+++ RECORDS FOR THE EXERCISE
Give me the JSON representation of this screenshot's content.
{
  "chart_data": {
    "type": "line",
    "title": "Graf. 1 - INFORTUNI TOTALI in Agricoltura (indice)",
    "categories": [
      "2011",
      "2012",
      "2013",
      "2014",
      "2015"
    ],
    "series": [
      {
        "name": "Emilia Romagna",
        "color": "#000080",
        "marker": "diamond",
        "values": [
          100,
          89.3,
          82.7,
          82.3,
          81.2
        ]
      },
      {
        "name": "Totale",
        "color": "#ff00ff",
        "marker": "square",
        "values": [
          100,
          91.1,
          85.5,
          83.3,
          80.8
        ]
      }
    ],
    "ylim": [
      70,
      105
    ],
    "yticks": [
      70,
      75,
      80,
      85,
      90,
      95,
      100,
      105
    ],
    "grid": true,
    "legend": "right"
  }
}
++++++
+++ RECORDS FOR THE EXERCISE
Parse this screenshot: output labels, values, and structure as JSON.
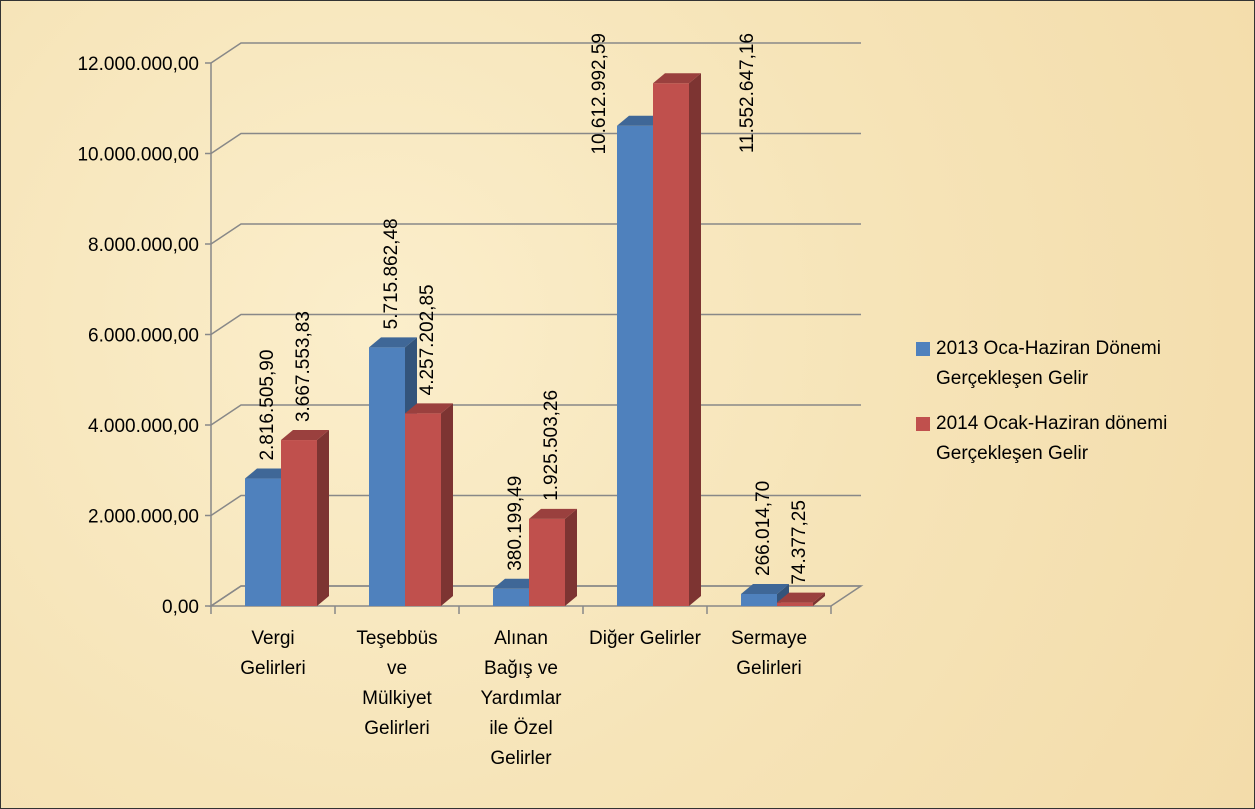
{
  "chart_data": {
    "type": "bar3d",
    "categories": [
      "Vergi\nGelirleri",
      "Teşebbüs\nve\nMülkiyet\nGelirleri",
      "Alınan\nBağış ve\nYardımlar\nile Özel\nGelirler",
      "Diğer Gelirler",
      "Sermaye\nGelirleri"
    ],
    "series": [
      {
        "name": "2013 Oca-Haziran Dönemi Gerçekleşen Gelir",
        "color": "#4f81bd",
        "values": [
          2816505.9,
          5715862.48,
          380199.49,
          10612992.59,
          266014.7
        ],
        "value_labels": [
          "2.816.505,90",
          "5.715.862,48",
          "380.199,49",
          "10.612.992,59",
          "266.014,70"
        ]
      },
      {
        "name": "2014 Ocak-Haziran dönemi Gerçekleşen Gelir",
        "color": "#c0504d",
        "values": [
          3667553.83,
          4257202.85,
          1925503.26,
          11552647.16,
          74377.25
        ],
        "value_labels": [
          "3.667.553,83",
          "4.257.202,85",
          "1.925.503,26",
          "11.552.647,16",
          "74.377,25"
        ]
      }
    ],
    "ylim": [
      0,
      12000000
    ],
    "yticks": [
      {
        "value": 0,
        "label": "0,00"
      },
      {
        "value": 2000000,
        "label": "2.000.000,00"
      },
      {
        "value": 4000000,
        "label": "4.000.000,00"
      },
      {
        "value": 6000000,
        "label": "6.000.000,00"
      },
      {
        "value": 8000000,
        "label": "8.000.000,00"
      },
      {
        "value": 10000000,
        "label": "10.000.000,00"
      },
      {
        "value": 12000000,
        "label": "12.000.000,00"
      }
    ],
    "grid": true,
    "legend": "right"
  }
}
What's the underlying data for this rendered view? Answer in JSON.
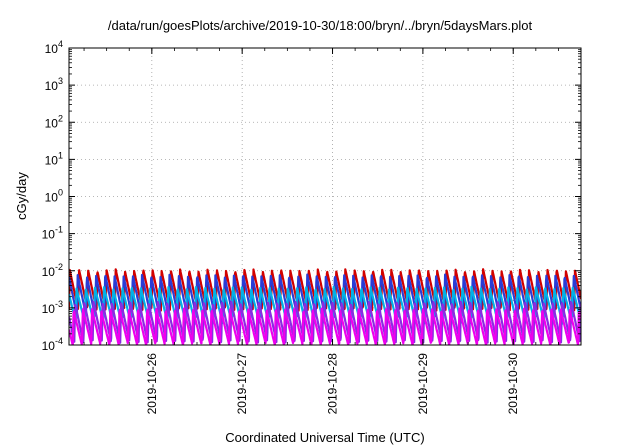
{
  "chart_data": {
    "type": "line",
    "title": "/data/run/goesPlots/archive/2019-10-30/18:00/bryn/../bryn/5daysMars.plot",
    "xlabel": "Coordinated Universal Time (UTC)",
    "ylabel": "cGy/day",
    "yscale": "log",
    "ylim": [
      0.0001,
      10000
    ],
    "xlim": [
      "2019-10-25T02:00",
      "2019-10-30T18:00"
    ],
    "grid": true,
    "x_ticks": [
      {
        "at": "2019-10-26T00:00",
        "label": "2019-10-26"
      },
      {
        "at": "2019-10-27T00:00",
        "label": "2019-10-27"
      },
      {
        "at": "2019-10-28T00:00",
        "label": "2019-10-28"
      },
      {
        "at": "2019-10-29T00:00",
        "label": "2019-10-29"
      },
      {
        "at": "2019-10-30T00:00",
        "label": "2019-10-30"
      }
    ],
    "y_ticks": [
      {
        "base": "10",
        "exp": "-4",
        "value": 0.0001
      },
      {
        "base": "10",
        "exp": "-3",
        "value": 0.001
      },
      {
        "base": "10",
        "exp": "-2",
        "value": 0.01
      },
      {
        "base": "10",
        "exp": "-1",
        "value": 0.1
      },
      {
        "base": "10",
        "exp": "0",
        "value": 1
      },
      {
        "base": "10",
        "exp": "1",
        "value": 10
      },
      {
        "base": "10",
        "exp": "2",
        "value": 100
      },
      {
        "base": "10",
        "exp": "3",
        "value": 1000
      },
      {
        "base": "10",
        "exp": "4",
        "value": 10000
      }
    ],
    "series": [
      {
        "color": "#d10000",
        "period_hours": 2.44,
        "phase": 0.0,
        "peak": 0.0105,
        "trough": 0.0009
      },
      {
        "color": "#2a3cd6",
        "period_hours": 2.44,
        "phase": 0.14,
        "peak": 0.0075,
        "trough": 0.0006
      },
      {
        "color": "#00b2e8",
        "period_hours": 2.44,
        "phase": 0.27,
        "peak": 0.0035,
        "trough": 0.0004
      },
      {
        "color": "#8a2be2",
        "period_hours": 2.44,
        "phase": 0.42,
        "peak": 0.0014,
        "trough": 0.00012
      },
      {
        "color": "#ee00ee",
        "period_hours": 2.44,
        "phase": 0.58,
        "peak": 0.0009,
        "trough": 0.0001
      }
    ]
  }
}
++++++
In the records above, find each line with the word "Gerçekleşen" and copy it.

        "name": "2013 Oca-Haziran Dönemi Gerçekleşen Gelir",
        "name": "2014 Ocak-Haziran dönemi Gerçekleşen Gelir",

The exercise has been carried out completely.